* [Written task]:
Entries follow. Set all of them down as they stand.

* begin Dataset extract *

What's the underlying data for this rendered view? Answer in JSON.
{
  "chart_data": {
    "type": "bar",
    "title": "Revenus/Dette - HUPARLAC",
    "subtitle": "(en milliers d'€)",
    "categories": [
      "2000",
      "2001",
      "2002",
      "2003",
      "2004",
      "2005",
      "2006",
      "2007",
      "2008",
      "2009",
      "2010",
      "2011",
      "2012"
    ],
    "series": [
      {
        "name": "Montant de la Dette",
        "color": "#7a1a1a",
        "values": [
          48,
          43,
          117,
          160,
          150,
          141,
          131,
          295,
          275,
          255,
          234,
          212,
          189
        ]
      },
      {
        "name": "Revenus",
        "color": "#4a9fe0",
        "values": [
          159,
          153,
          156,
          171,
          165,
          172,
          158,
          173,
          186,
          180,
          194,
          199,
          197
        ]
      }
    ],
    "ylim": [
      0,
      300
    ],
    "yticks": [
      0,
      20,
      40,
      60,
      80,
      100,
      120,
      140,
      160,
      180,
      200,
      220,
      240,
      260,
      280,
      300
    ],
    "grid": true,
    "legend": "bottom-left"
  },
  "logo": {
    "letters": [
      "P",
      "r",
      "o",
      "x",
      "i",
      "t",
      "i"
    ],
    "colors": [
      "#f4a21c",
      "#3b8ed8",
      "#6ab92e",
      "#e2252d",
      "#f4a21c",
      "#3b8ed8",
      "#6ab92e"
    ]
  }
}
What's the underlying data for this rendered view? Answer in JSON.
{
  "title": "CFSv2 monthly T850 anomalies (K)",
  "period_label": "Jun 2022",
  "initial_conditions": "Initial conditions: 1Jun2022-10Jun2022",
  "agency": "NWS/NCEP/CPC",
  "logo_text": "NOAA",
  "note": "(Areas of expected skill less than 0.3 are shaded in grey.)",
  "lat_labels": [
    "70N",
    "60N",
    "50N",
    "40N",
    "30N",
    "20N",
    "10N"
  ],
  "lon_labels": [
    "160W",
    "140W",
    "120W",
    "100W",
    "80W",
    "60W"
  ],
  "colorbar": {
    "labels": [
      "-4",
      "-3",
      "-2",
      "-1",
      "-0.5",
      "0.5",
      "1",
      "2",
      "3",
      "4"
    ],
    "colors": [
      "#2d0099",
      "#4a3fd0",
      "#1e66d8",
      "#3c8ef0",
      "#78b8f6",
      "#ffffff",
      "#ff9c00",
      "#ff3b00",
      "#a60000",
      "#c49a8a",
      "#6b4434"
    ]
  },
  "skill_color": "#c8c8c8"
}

* end Dataset extract *

* [Full answer]:
What's the underlying data for this rendered view? Answer in JSON.
{
  "chart_data": {
    "type": "bar",
    "title": "Revenus/Dette - HUPARLAC",
    "subtitle": "(en milliers d'€)",
    "categories": [
      "2000",
      "2001",
      "2002",
      "2003",
      "2004",
      "2005",
      "2006",
      "2007",
      "2008",
      "2009",
      "2010",
      "2011",
      "2012"
    ],
    "series": [
      {
        "name": "Montant de la Dette",
        "color": "#7a1a1a",
        "values": [
          48,
          43,
          117,
          160,
          150,
          141,
          131,
          295,
          275,
          255,
          234,
          212,
          189
        ]
      },
      {
        "name": "Revenus",
        "color": "#4a9fe0",
        "values": [
          159,
          153,
          156,
          171,
          165,
          172,
          158,
          173,
          186,
          180,
          194,
          199,
          197
        ]
      }
    ],
    "ylim": [
      0,
      300
    ],
    "yticks": [
      0,
      20,
      40,
      60,
      80,
      100,
      120,
      140,
      160,
      180,
      200,
      220,
      240,
      260,
      280,
      300
    ],
    "grid": true,
    "legend": "bottom-left"
  },
  "logo": {
    "letters": [
      "P",
      "r",
      "o",
      "x",
      "i",
      "t",
      "i"
    ],
    "colors": [
      "#f4a21c",
      "#3b8ed8",
      "#6ab92e",
      "#e2252d",
      "#f4a21c",
      "#3b8ed8",
      "#6ab92e"
    ]
  }
}
What's the underlying data for this rendered view? Answer in JSON.
{
  "title": "CFSv2 monthly T850 anomalies (K)",
  "period_label": "Jun 2022",
  "initial_conditions": "Initial conditions: 1Jun2022-10Jun2022",
  "agency": "NWS/NCEP/CPC",
  "logo_text": "NOAA",
  "note": "(Areas of expected skill less than 0.3 are shaded in grey.)",
  "lat_labels": [
    "70N",
    "60N",
    "50N",
    "40N",
    "30N",
    "20N",
    "10N"
  ],
  "lon_labels": [
    "160W",
    "140W",
    "120W",
    "100W",
    "80W",
    "60W"
  ],
  "colorbar": {
    "labels": [
      "-4",
      "-3",
      "-2",
      "-1",
      "-0.5",
      "0.5",
      "1",
      "2",
      "3",
      "4"
    ],
    "colors": [
      "#2d0099",
      "#4a3fd0",
      "#1e66d8",
      "#3c8ef0",
      "#78b8f6",
      "#ffffff",
      "#ff9c00",
      "#ff3b00",
      "#a60000",
      "#c49a8a",
      "#6b4434"
    ]
  },
  "skill_color": "#c8c8c8"
}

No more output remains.